====== DATASET ENTRIES

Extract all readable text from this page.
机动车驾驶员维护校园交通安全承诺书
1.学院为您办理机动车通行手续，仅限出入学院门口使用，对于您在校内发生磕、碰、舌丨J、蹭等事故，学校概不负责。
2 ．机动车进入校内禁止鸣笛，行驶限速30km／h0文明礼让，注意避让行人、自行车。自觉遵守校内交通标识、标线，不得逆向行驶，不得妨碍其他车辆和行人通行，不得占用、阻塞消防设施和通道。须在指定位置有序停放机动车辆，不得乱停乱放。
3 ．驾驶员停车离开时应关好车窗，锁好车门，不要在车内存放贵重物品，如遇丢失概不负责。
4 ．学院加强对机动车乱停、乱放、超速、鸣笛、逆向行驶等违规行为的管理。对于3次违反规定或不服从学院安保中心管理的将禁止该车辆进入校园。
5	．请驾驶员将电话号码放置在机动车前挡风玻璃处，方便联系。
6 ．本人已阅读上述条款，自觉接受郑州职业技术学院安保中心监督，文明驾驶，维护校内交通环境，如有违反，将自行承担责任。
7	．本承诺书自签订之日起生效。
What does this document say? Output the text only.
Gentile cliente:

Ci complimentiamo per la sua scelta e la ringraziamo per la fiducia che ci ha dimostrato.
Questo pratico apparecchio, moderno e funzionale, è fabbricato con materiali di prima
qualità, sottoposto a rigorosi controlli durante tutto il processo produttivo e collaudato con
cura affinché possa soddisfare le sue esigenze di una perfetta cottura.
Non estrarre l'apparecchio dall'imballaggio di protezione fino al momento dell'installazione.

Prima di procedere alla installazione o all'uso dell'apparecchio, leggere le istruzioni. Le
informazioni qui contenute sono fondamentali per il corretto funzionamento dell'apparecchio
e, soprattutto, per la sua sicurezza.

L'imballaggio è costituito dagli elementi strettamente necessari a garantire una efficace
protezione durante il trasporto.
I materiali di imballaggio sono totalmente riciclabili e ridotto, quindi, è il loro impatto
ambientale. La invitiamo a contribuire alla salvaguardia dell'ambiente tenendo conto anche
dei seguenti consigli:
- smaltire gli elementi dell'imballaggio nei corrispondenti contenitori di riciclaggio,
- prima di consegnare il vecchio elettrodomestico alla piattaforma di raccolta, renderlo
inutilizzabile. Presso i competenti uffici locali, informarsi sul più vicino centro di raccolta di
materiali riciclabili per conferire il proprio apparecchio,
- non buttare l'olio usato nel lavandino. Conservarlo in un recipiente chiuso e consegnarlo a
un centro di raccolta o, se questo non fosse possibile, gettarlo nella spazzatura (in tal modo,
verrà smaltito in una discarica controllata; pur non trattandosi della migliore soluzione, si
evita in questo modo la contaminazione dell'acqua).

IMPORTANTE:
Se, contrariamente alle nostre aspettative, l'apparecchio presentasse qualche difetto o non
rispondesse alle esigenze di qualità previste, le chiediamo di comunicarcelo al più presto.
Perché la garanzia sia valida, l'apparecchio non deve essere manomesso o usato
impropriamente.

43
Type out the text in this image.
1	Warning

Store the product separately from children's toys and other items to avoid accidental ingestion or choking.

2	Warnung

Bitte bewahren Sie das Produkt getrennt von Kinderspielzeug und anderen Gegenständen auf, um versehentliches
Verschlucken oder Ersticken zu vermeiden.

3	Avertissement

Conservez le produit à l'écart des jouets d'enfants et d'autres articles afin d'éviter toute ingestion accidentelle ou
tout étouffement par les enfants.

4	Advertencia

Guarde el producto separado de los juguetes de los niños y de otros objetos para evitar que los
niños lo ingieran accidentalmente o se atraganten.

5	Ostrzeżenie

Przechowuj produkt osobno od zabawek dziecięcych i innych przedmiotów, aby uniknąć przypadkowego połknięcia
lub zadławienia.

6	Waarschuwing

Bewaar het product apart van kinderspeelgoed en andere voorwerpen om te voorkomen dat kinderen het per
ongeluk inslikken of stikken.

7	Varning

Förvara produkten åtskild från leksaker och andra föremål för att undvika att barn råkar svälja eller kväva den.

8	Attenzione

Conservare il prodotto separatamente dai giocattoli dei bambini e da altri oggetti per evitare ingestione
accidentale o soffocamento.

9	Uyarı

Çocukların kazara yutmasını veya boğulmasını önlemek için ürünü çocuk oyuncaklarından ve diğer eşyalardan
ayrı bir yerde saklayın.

============

Transcribe each record exactly. Leave nothing out.

TASK RESPONSE.
Extract all readable text from this page.
机动车驾驶员维护校园交通安全承诺书
1.学院为您办理机动车通行手续，仅限出入学院门口使用，对于您在校内发生磕、碰、舌丨J、蹭等事故，学校概不负责。
2 ．机动车进入校内禁止鸣笛，行驶限速30km／h0文明礼让，注意避让行人、自行车。自觉遵守校内交通标识、标线，不得逆向行驶，不得妨碍其他车辆和行人通行，不得占用、阻塞消防设施和通道。须在指定位置有序停放机动车辆，不得乱停乱放。
3 ．驾驶员停车离开时应关好车窗，锁好车门，不要在车内存放贵重物品，如遇丢失概不负责。
4 ．学院加强对机动车乱停、乱放、超速、鸣笛、逆向行驶等违规行为的管理。对于3次违反规定或不服从学院安保中心管理的将禁止该车辆进入校园。
5	．请驾驶员将电话号码放置在机动车前挡风玻璃处，方便联系。
6 ．本人已阅读上述条款，自觉接受郑州职业技术学院安保中心监督，文明驾驶，维护校内交通环境，如有违反，将自行承担责任。
7	．本承诺书自签订之日起生效。
What does this document say? Output the text only.
Gentile cliente:

Ci complimentiamo per la sua scelta e la ringraziamo per la fiducia che ci ha dimostrato.
Questo pratico apparecchio, moderno e funzionale, è fabbricato con materiali di prima
qualità, sottoposto a rigorosi controlli durante tutto il processo produttivo e collaudato con
cura affinché possa soddisfare le sue esigenze di una perfetta cottura.
Non estrarre l'apparecchio dall'imballaggio di protezione fino al momento dell'installazione.

Prima di procedere alla installazione o all'uso dell'apparecchio, leggere le istruzioni. Le
informazioni qui contenute sono fondamentali per il corretto funzionamento dell'apparecchio
e, soprattutto, per la sua sicurezza.

L'imballaggio è costituito dagli elementi strettamente necessari a garantire una efficace
protezione durante il trasporto.
I materiali di imballaggio sono totalmente riciclabili e ridotto, quindi, è il loro impatto
ambientale. La invitiamo a contribuire alla salvaguardia dell'ambiente tenendo conto anche
dei seguenti consigli:
- smaltire gli elementi dell'imballaggio nei corrispondenti contenitori di riciclaggio,
- prima di consegnare il vecchio elettrodomestico alla piattaforma di raccolta, renderlo
inutilizzabile. Presso i competenti uffici locali, informarsi sul più vicino centro di raccolta di
materiali riciclabili per conferire il proprio apparecchio,
- non buttare l'olio usato nel lavandino. Conservarlo in un recipiente chiuso e consegnarlo a
un centro di raccolta o, se questo non fosse possibile, gettarlo nella spazzatura (in tal modo,
verrà smaltito in una discarica controllata; pur non trattandosi della migliore soluzione, si
evita in questo modo la contaminazione dell'acqua).

IMPORTANTE:
Se, contrariamente alle nostre aspettative, l'apparecchio presentasse qualche difetto o non
rispondesse alle esigenze di qualità previste, le chiediamo di comunicarcelo al più presto.
Perché la garanzia sia valida, l'apparecchio non deve essere manomesso o usato
impropriamente.

43
Type out the text in this image.
1	Warning

Store the product separately from children's toys and other items to avoid accidental ingestion or choking.

2	Warnung

Bitte bewahren Sie das Produkt getrennt von Kinderspielzeug und anderen Gegenständen auf, um versehentliches
Verschlucken oder Ersticken zu vermeiden.

3	Avertissement

Conservez le produit à l'écart des jouets d'enfants et d'autres articles afin d'éviter toute ingestion accidentelle ou
tout étouffement par les enfants.

4	Advertencia

Guarde el producto separado de los juguetes de los niños y de otros objetos para evitar que los
niños lo ingieran accidentalmente o se atraganten.

5	Ostrzeżenie

Przechowuj produkt osobno od zabawek dziecięcych i innych przedmiotów, aby uniknąć przypadkowego połknięcia
lub zadławienia.

6	Waarschuwing

Bewaar het product apart van kinderspeelgoed en andere voorwerpen om te voorkomen dat kinderen het per
ongeluk inslikken of stikken.

7	Varning

Förvara produkten åtskild från leksaker och andra föremål för att undvika att barn råkar svälja eller kväva den.

8	Attenzione

Conservare il prodotto separatamente dai giocattoli dei bambini e da altri oggetti per evitare ingestione
accidentale o soffocamento.

9	Uyarı

Çocukların kazara yutmasını veya boğulmasını önlemek için ürünü çocuk oyuncaklarından ve diğer eşyalardan
ayrı bir yerde saklayın.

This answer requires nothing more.